Saved entries
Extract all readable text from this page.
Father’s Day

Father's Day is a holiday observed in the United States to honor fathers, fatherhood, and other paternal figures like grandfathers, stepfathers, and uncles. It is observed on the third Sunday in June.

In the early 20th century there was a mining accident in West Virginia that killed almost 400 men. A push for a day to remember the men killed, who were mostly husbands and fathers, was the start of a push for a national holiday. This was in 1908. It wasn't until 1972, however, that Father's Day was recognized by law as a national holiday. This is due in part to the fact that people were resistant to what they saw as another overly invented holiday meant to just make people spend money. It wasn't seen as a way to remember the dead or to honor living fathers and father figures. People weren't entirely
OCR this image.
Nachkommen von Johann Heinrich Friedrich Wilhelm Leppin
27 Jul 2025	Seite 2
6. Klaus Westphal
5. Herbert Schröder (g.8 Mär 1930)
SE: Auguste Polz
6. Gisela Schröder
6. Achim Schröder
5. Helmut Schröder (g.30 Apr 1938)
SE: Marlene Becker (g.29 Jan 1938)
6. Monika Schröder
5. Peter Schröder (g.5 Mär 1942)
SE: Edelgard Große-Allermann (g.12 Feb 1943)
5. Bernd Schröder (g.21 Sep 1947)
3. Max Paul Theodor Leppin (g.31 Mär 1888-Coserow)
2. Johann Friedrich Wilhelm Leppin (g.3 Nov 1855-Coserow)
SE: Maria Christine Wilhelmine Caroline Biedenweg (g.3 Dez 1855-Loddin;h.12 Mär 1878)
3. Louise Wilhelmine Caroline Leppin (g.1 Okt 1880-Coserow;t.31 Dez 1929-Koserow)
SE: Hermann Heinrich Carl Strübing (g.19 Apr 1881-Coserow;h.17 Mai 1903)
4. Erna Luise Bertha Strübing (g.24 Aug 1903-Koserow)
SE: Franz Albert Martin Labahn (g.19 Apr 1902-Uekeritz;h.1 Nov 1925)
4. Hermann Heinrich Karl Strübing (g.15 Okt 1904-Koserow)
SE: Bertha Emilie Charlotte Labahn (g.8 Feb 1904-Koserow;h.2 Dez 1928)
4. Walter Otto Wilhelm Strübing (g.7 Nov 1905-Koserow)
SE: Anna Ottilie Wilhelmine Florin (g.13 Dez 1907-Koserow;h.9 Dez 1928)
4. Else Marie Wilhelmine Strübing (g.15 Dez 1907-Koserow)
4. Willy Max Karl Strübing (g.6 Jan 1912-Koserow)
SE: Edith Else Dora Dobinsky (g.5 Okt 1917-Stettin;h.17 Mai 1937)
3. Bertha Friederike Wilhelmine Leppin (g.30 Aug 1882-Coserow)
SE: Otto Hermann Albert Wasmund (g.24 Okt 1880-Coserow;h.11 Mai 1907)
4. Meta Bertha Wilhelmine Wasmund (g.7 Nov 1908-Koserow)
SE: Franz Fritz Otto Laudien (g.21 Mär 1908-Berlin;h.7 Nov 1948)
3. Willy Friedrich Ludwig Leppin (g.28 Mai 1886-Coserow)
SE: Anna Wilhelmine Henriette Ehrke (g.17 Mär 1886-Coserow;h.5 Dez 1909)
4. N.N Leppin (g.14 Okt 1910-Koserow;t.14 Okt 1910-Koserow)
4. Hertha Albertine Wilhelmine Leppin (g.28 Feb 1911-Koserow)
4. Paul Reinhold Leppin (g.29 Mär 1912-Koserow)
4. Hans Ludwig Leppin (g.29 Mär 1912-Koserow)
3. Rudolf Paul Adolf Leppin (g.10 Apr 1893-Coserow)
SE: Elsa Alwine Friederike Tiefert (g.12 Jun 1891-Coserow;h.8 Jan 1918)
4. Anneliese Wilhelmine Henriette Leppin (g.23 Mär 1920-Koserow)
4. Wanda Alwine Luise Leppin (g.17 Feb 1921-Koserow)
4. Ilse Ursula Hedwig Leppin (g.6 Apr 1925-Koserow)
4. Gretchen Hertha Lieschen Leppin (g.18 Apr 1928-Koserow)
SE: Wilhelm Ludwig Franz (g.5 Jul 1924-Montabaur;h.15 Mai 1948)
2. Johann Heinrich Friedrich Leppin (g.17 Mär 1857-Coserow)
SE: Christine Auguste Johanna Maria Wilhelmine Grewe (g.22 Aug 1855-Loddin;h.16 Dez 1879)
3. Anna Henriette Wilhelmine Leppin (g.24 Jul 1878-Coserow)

- [Directions]
In the entries above, locate every line with the word "Bertha" and copy it.

- [Reply]
4. Erna Luise Bertha Strübing (g.24 Aug 1903-Koserow)
SE: Bertha Emilie Charlotte Labahn (g.8 Feb 1904-Koserow;h.2 Dez 1928)
3. Bertha Friederike Wilhelmine Leppin (g.30 Aug 1882-Coserow)
4. Meta Bertha Wilhelmine Wasmund (g.7 Nov 1908-Koserow)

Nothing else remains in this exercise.